▶ _Entries from a dataset_
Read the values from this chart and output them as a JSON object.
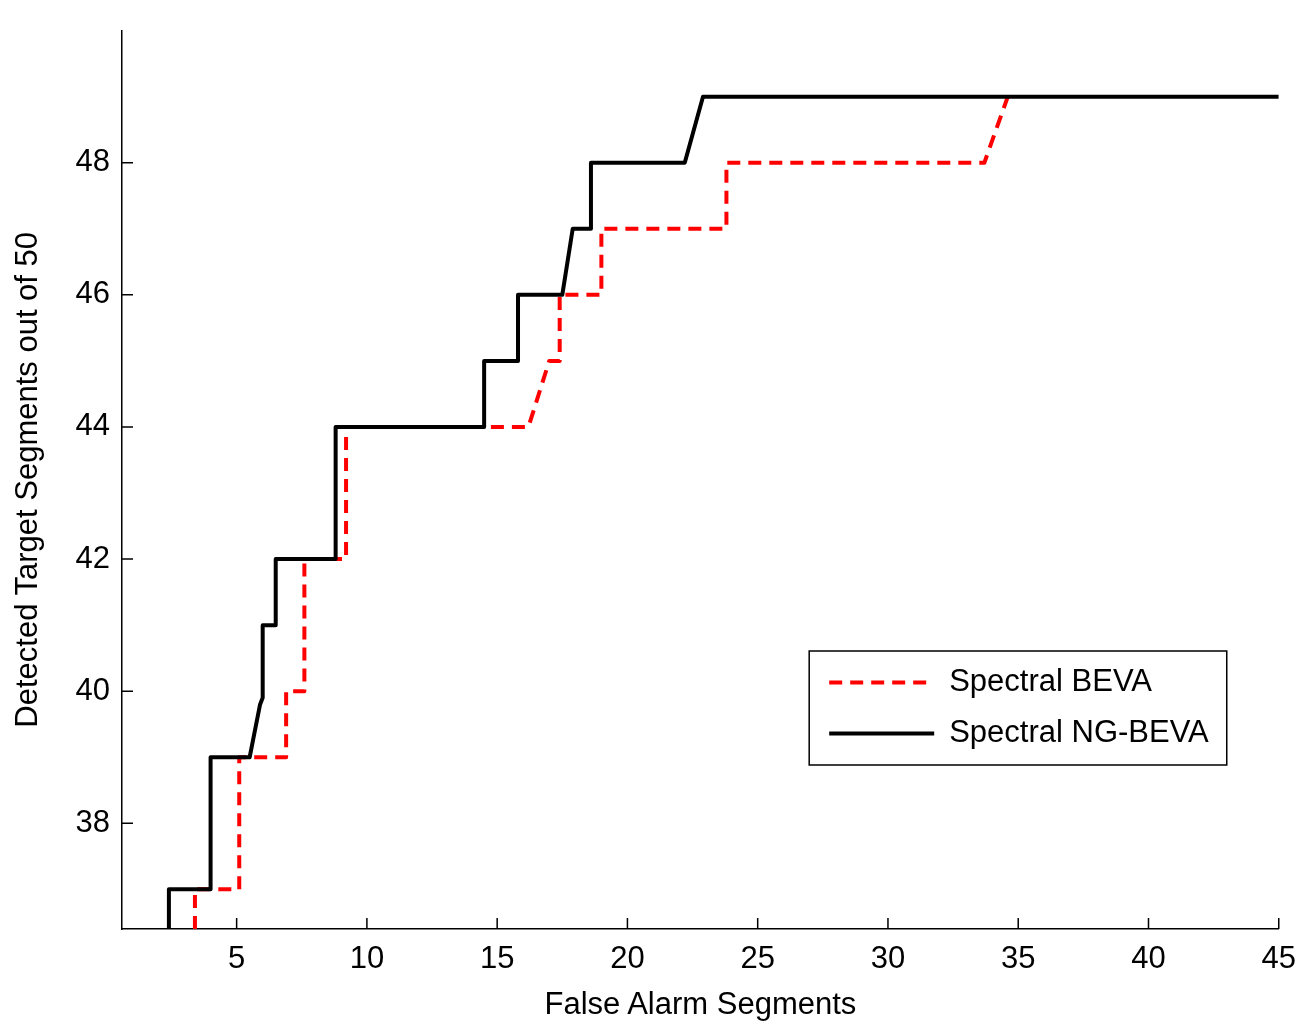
{
  "chart_data": {
    "type": "line",
    "xlabel": "False Alarm Segments",
    "ylabel": "Detected Target Segments out of 50",
    "xlim": [
      0.6,
      45
    ],
    "ylim": [
      36.4,
      50
    ],
    "xticks": [
      5,
      10,
      15,
      20,
      25,
      30,
      35,
      40,
      45
    ],
    "yticks": [
      38,
      40,
      42,
      44,
      46,
      48
    ],
    "grid": false,
    "legend": "bottom right",
    "marker": "none",
    "series": [
      {
        "name": "Spectral BEVA",
        "color": "#ff0000",
        "line_style": "dashed",
        "x": [
          3.4,
          3.4,
          5.1,
          5.1,
          6.9,
          6.9,
          7.6,
          7.6,
          9.2,
          9.2,
          16.2,
          17.0,
          17.4,
          17.4,
          19.0,
          19.0,
          23.8,
          23.8,
          33.7,
          34.6
        ],
        "values": [
          36.4,
          37,
          37,
          39,
          39,
          40,
          40,
          42,
          42,
          44,
          44,
          45,
          45,
          46,
          46,
          47,
          47,
          48,
          48,
          49
        ]
      },
      {
        "name": "Spectral NG-BEVA",
        "color": "#000000",
        "line_style": "solid",
        "x": [
          2.4,
          2.4,
          4.0,
          4.0,
          5.5,
          5.9,
          6.0,
          6.0,
          6.5,
          6.5,
          8.8,
          8.8,
          14.5,
          14.5,
          15.8,
          15.8,
          17.5,
          17.9,
          18.6,
          18.6,
          22.2,
          22.9,
          45
        ],
        "values": [
          36.4,
          37,
          37,
          39,
          39,
          39.8,
          39.9,
          41,
          41,
          42,
          42,
          44,
          44,
          45,
          45,
          46,
          46,
          47,
          47,
          48,
          48,
          49,
          49
        ]
      }
    ]
  }
}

▶ _TASK DIRECTIONS_
In your copy, repeat each record exactly and include no pictures.

▶ _RESULT OF THIS EXERCISE_
Read the values from this chart and output them as a JSON object.
{
  "chart_data": {
    "type": "line",
    "xlabel": "False Alarm Segments",
    "ylabel": "Detected Target Segments out of 50",
    "xlim": [
      0.6,
      45
    ],
    "ylim": [
      36.4,
      50
    ],
    "xticks": [
      5,
      10,
      15,
      20,
      25,
      30,
      35,
      40,
      45
    ],
    "yticks": [
      38,
      40,
      42,
      44,
      46,
      48
    ],
    "grid": false,
    "legend": "bottom right",
    "marker": "none",
    "series": [
      {
        "name": "Spectral BEVA",
        "color": "#ff0000",
        "line_style": "dashed",
        "x": [
          3.4,
          3.4,
          5.1,
          5.1,
          6.9,
          6.9,
          7.6,
          7.6,
          9.2,
          9.2,
          16.2,
          17.0,
          17.4,
          17.4,
          19.0,
          19.0,
          23.8,
          23.8,
          33.7,
          34.6
        ],
        "values": [
          36.4,
          37,
          37,
          39,
          39,
          40,
          40,
          42,
          42,
          44,
          44,
          45,
          45,
          46,
          46,
          47,
          47,
          48,
          48,
          49
        ]
      },
      {
        "name": "Spectral NG-BEVA",
        "color": "#000000",
        "line_style": "solid",
        "x": [
          2.4,
          2.4,
          4.0,
          4.0,
          5.5,
          5.9,
          6.0,
          6.0,
          6.5,
          6.5,
          8.8,
          8.8,
          14.5,
          14.5,
          15.8,
          15.8,
          17.5,
          17.9,
          18.6,
          18.6,
          22.2,
          22.9,
          45
        ],
        "values": [
          36.4,
          37,
          37,
          39,
          39,
          39.8,
          39.9,
          41,
          41,
          42,
          42,
          44,
          44,
          45,
          45,
          46,
          46,
          47,
          47,
          48,
          48,
          49,
          49
        ]
      }
    ]
  }
}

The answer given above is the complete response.